▶ **작업 요청 1**
해시 성능 최적화에 관한 글을 읽고 아래 질문에 답하십시오.
(a) 네이티브 구현은 1GB 파일 해싱을 몇 초 안에 끝낼 수 있습니까?
(b) TypedArray를 재사용하면 무엇이 크게 감소합니까?
(c) 함수 인라이닝에서 호출 지점에 직접 삽입하는 작은 함수로 어떤 것들이 제시됩니까?
▶ **작업 요청 2**
해시 성능 최적화에 관한 글을 마지막 문장 다음부터 이어 쓰십시오.

웹 애플리케이션에서 파일 무결성을 검증할 때, 1GB 파일을 해싱하는 데 10분이 걸린다면 사용자 경험이 나빠집니다. 네이티브 구현은 같은 작업을 5초 안에 끝낼 수 있는데, 최적화된 자바스크립트 구현은 30초 정도로 줄일 수 있습니다.
예를 들어, 불필요한 배열 할당을 제거하고 TypedArray를 재사용하면 가비지 컬렉션 오버헤드가 크게 감소합니다. 기존에는 "일단 작동하면 됐다"고 생각했다면, 이제는 성능도 중요한 품질 지표임을 알 수 있습니다.
성능 최적화의 핵심 기법은 네 가지입니다. 첫째, 메모리 할당 최소화 - W 배열, H 배열 등을 재사용합니다.
둘째, 함수 인라이닝 - 작은 함수들(ROTR, Ch, Maj 등)을 호출 지점에 직접 삽입합니다. 셋째, 루프 언롤링 - 64라운드 루프를 부분적으로 펼쳐 분기 예측을 개선합니다.

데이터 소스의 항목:
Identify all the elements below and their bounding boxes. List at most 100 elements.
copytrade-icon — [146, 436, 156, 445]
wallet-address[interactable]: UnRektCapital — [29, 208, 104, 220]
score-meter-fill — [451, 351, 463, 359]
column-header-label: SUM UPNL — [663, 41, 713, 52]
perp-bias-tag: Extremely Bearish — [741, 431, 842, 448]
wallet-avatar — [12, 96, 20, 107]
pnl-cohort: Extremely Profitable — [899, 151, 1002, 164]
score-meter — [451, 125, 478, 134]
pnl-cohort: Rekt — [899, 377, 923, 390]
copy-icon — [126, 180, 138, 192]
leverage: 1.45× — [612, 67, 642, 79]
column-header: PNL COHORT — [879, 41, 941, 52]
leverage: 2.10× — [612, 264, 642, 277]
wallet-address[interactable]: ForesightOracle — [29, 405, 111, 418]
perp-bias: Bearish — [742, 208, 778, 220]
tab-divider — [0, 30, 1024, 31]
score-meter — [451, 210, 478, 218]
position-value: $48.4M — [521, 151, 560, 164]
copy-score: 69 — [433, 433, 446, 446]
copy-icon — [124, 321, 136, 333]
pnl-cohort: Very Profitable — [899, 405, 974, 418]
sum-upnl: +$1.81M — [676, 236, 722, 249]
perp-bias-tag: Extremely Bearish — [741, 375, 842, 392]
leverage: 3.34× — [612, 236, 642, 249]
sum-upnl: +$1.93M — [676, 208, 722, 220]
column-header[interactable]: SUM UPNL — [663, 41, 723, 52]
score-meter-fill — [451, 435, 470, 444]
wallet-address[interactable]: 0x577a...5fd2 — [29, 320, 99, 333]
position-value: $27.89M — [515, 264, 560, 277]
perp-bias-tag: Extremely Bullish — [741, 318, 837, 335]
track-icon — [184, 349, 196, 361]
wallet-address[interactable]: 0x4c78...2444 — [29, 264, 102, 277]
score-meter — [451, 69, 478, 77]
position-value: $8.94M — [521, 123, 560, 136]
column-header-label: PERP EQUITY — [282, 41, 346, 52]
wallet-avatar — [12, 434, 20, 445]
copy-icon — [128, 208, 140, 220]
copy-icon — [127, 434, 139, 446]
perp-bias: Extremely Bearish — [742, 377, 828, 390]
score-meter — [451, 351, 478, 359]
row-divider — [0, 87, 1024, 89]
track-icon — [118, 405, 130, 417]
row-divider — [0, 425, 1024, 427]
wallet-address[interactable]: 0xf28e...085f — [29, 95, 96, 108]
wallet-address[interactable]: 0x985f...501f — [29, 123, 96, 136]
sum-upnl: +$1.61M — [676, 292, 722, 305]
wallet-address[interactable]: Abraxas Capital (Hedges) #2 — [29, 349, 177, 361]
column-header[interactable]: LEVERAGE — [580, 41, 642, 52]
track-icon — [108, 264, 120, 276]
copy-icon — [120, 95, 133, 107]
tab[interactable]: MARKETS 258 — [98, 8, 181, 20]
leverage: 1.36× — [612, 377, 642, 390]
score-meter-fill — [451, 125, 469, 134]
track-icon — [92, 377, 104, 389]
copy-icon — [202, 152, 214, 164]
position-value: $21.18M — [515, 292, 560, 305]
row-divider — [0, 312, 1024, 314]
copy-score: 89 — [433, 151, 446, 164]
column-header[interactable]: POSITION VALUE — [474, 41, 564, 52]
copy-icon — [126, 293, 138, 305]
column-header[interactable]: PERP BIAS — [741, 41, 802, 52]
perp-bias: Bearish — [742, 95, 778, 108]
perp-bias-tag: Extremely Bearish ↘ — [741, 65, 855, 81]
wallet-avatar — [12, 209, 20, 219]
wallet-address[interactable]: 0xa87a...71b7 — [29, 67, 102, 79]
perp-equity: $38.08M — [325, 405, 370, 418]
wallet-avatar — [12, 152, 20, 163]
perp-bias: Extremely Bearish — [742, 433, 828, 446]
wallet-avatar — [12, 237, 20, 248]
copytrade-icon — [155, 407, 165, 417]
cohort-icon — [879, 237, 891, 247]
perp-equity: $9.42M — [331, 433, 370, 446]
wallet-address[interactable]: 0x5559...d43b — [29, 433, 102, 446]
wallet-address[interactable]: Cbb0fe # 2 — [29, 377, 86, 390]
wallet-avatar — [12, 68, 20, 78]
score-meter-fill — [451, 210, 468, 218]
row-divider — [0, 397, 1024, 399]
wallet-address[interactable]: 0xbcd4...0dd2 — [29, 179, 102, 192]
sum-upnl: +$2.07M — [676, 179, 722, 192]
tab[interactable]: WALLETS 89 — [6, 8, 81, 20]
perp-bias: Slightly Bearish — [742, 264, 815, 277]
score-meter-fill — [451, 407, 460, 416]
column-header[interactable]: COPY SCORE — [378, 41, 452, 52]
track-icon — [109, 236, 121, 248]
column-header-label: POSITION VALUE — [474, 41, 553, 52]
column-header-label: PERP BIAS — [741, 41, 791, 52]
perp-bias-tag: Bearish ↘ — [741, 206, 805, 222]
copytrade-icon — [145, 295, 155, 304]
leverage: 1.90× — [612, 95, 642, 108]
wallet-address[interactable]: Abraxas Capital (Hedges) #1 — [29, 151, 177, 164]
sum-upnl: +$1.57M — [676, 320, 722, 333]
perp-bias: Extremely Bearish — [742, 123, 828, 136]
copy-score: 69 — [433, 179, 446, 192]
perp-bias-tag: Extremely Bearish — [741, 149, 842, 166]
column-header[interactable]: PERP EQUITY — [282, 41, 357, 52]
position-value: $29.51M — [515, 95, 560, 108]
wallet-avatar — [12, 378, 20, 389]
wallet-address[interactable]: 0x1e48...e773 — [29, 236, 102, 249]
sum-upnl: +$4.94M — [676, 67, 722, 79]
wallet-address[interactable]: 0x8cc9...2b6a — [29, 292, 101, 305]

▶ **작업 답변 1**
(a) 5초 안에 끝낼 수 있습니다.
(b) 가비지 컬렉션 오버헤드가 크게 감소합니다.
(c) ROTR, Ch, Maj 등입니다.

▶ **작업 답변 2**
넷째, WebAssembly 활용 - 진짜 고성능이 필요하면 C/Rust로 작성한 WASM 모듈을 사용합니다. 이러한 기법들이 순수 자바스크립트 구현의 한계를 뛰어넘게 합니다.
코드 예제
class SHA256Optimized {
private W: Uint32Array;
private H: Uint32Array;
constructor() {
this.W = new Uint32Array(64);
this.H = new Uint32Array([
0x6a09e667, 0xbb67ae85, 0x3c6ef372, 0xa54ff53a,
0x510e527f, 0x9b05688c, 0x1f83d9ab, 0x5be0cd19
]);
}
// 메시지 스케줄 최적화 버전 (인라인 함수 사용)
private scheduleOptimized(block: Uint8Array): void {
const W = this.W;
const view = new DataView(block.buffer, block.byteOffset);
// 처음 16개는 직접 읽기
for (let t = 0; t < 16; t++) {
W[t] = view.getUint32(t * 4, false);
}
// 나머지 48개는 인라인 계산 (함수 호출 오버헤드 제거)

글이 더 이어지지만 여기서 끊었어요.